<<<<
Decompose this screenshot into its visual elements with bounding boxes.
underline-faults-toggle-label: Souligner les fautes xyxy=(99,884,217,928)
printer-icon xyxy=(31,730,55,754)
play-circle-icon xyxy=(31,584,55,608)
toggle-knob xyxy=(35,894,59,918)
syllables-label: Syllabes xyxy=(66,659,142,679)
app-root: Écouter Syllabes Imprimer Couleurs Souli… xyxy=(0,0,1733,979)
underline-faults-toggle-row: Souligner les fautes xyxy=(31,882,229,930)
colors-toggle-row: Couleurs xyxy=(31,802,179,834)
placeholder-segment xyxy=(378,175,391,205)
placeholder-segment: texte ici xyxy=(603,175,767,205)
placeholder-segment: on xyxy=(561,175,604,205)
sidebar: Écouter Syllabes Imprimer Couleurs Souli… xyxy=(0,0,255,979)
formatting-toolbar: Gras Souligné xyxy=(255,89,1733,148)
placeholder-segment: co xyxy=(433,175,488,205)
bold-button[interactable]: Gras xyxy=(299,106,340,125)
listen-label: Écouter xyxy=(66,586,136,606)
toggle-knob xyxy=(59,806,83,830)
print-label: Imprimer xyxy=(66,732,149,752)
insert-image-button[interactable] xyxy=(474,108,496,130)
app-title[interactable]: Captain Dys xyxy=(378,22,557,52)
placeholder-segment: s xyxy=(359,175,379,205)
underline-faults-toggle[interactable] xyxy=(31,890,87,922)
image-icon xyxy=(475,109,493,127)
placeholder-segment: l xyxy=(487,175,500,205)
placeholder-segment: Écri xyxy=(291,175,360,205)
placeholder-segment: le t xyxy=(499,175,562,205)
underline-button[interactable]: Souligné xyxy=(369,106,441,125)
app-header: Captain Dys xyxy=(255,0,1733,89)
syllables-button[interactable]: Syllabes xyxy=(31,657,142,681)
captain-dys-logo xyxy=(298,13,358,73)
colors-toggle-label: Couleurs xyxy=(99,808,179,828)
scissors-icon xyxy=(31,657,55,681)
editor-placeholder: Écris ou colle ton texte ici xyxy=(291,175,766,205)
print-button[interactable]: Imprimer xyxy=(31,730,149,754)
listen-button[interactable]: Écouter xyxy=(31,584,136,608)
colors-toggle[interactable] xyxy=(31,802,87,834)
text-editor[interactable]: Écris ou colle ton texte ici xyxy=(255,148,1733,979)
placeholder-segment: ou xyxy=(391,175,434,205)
>>>>
→ **Request**
Render every line of the items above as a numbered list, leaving out any blank lines.

→ **Solution**
1. Decompose this screenshot into its visual elements with bounding boxes.
2. underline-faults-toggle-label: Souligner les fautes xyxy=(99,884,217,928)
3. printer-icon xyxy=(31,730,55,754)
4. play-circle-icon xyxy=(31,584,55,608)
5. toggle-knob xyxy=(35,894,59,918)
6. syllables-label: Syllabes xyxy=(66,659,142,679)
7. app-root: Écouter Syllabes Imprimer Couleurs Souli… xyxy=(0,0,1733,979)
8. underline-faults-toggle-row: Souligner les fautes xyxy=(31,882,229,930)
9. colors-toggle-row: Couleurs xyxy=(31,802,179,834)
10. placeholder-segment xyxy=(378,175,391,205)
11. placeholder-segment: texte ici xyxy=(603,175,767,205)
12. placeholder-segment: on xyxy=(561,175,604,205)
13. sidebar: Écouter Syllabes Imprimer Couleurs Souli… xyxy=(0,0,255,979)
14. formatting-toolbar: Gras Souligné xyxy=(255,89,1733,148)
15. placeholder-segment: co xyxy=(433,175,488,205)
16. bold-button[interactable]: Gras xyxy=(299,106,340,125)
17. listen-label: Écouter xyxy=(66,586,136,606)
18. toggle-knob xyxy=(59,806,83,830)
19. print-label: Imprimer xyxy=(66,732,149,752)
20. insert-image-button[interactable] xyxy=(474,108,496,130)
21. app-title[interactable]: Captain Dys xyxy=(378,22,557,52)
22. placeholder-segment: s xyxy=(359,175,379,205)
23. underline-faults-toggle[interactable] xyxy=(31,890,87,922)
24. image-icon xyxy=(475,109,493,127)
25. placeholder-segment: l xyxy=(487,175,500,205)
26. placeholder-segment: Écri xyxy=(291,175,360,205)
27. placeholder-segment: le t xyxy=(499,175,562,205)
28. underline-button[interactable]: Souligné xyxy=(369,106,441,125)
29. app-header: Captain Dys xyxy=(255,0,1733,89)
30. syllables-button[interactable]: Syllabes xyxy=(31,657,142,681)
31. captain-dys-logo xyxy=(298,13,358,73)
32. colors-toggle-label: Couleurs xyxy=(99,808,179,828)
33. scissors-icon xyxy=(31,657,55,681)
34. editor-placeholder: Écris ou colle ton texte ici xyxy=(291,175,766,205)
35. print-button[interactable]: Imprimer xyxy=(31,730,149,754)
36. listen-button[interactable]: Écouter xyxy=(31,584,136,608)
37. colors-toggle[interactable] xyxy=(31,802,87,834)
38. text-editor[interactable]: Écris ou colle ton texte ici xyxy=(255,148,1733,979)
39. placeholder-segment: ou xyxy=(391,175,434,205)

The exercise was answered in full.